> **WORKING DATA**:
■ ■ ■ ■ ■
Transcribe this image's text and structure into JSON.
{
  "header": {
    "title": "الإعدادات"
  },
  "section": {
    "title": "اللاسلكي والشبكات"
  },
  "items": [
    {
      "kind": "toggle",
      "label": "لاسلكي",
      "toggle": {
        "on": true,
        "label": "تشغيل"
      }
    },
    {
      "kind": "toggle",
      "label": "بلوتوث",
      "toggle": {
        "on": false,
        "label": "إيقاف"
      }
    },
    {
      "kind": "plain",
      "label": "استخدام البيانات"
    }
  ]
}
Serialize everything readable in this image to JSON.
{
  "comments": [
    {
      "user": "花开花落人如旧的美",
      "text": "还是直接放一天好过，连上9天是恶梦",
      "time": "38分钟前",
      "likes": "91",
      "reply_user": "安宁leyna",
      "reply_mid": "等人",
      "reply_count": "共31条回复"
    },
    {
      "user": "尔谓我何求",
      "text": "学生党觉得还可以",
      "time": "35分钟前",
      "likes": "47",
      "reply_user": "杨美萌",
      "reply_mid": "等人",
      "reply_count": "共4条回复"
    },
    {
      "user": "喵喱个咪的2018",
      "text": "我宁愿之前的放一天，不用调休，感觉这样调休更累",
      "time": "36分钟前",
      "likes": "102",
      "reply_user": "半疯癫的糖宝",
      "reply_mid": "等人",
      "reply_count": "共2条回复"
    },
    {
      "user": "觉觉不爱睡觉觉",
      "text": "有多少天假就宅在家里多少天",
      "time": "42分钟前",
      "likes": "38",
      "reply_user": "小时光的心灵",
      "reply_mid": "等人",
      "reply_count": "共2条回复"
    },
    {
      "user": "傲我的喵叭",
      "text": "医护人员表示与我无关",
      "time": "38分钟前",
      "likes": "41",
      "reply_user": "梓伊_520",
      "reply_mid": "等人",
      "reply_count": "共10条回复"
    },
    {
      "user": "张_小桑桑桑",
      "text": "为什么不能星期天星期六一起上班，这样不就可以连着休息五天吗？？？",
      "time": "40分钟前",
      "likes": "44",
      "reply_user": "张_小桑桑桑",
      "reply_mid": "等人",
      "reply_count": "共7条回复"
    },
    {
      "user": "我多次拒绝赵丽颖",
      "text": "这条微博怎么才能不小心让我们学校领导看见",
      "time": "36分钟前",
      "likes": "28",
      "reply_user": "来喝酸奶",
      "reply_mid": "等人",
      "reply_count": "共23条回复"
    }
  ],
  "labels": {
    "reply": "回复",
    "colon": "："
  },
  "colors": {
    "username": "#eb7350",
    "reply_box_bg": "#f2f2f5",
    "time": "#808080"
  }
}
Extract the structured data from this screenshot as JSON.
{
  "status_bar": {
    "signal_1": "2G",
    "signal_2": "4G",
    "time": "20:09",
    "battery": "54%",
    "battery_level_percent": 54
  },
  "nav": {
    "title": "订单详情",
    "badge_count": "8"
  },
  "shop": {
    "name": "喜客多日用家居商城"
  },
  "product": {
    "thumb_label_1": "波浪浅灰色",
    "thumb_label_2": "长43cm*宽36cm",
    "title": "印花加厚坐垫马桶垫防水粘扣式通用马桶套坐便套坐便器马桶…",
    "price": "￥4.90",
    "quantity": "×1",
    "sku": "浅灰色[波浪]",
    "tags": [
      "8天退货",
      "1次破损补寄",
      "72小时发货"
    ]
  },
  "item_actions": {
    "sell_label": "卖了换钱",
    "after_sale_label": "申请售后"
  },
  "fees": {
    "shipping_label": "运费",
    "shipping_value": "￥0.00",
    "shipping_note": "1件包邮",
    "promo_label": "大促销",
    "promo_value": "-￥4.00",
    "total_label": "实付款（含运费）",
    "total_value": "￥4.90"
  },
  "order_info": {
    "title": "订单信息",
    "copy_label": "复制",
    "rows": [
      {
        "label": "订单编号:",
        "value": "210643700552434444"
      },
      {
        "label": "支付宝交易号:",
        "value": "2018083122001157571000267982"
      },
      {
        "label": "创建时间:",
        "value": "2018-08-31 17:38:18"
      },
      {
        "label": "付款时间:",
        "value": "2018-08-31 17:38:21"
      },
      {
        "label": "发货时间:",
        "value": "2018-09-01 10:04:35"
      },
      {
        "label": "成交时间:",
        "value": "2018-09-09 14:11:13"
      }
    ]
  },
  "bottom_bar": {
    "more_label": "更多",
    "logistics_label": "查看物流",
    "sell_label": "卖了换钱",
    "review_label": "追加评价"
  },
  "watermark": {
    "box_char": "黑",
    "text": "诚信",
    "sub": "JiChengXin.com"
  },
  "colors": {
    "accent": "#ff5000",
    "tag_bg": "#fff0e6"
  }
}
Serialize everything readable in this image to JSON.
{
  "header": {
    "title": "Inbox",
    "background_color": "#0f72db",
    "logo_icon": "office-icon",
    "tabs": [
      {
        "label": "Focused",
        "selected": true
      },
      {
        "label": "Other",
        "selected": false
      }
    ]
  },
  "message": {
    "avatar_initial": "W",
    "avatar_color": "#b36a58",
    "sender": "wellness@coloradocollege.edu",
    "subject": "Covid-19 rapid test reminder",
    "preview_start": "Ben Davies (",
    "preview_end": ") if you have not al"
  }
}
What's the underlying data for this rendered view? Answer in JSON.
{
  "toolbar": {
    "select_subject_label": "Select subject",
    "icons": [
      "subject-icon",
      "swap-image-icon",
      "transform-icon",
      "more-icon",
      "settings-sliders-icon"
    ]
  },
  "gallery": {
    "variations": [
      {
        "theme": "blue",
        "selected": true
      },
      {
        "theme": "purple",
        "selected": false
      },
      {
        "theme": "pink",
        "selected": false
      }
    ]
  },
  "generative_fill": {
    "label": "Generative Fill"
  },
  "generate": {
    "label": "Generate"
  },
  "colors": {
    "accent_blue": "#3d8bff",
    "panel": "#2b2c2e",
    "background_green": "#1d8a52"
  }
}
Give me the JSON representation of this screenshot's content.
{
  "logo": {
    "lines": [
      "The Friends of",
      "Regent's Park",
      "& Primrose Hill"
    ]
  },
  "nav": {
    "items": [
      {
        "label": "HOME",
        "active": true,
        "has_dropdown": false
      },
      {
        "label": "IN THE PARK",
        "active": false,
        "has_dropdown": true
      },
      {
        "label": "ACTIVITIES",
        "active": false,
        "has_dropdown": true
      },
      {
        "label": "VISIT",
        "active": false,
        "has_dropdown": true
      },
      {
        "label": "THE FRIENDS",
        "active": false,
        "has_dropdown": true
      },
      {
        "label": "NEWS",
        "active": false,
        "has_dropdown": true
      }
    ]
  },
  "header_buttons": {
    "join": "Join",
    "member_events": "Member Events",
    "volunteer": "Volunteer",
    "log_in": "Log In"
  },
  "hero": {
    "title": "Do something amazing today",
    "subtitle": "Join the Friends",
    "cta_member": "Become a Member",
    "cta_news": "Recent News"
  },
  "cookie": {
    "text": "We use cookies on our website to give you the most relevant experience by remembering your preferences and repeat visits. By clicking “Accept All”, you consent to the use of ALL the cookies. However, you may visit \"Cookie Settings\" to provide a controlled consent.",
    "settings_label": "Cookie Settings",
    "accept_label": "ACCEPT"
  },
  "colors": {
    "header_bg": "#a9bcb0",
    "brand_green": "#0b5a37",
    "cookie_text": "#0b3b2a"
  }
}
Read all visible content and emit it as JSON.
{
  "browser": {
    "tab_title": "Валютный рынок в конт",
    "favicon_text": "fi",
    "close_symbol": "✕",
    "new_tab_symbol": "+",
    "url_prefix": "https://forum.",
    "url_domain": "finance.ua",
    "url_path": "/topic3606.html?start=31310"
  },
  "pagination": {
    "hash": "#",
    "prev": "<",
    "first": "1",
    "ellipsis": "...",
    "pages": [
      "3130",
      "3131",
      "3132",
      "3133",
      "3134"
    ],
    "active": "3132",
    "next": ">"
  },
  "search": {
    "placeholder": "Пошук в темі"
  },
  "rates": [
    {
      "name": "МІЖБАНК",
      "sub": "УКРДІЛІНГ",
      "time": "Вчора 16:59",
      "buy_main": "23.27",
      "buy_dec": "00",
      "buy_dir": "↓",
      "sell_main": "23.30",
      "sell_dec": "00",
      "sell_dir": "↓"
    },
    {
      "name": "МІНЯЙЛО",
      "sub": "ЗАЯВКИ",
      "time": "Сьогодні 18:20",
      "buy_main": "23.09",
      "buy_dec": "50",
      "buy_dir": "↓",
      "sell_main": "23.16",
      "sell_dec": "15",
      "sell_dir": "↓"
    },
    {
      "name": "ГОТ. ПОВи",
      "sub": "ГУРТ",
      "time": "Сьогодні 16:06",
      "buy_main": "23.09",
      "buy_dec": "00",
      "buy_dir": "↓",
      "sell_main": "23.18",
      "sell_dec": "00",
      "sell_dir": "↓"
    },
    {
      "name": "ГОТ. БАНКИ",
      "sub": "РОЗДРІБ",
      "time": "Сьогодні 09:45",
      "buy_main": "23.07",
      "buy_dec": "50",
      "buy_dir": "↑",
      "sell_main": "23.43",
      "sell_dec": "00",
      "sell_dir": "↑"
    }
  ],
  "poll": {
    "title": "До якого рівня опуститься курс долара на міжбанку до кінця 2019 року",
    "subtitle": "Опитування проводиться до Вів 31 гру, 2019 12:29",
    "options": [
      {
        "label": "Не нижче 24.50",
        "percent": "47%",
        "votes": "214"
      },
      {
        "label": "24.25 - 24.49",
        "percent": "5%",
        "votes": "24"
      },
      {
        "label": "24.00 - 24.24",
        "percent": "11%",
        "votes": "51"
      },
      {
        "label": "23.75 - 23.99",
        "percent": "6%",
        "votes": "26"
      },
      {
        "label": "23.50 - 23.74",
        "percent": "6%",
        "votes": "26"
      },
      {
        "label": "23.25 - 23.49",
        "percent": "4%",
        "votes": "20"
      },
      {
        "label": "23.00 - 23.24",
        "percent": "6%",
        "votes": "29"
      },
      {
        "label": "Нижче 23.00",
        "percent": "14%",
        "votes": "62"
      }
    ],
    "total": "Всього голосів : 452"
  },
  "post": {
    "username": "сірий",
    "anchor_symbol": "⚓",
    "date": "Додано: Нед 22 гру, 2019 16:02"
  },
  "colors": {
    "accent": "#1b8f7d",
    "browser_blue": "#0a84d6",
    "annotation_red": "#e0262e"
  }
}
■ ■ ■ ■ ■
> **WHAT YOU SHOULD DO**:
Search the preceding listing for "subject" and extract every line where it is found.

> **TASK SOLUTION**:
    "subject": "Covid-19 rapid test reminder",
    "select_subject_label": "Select subject",
      "subject-icon",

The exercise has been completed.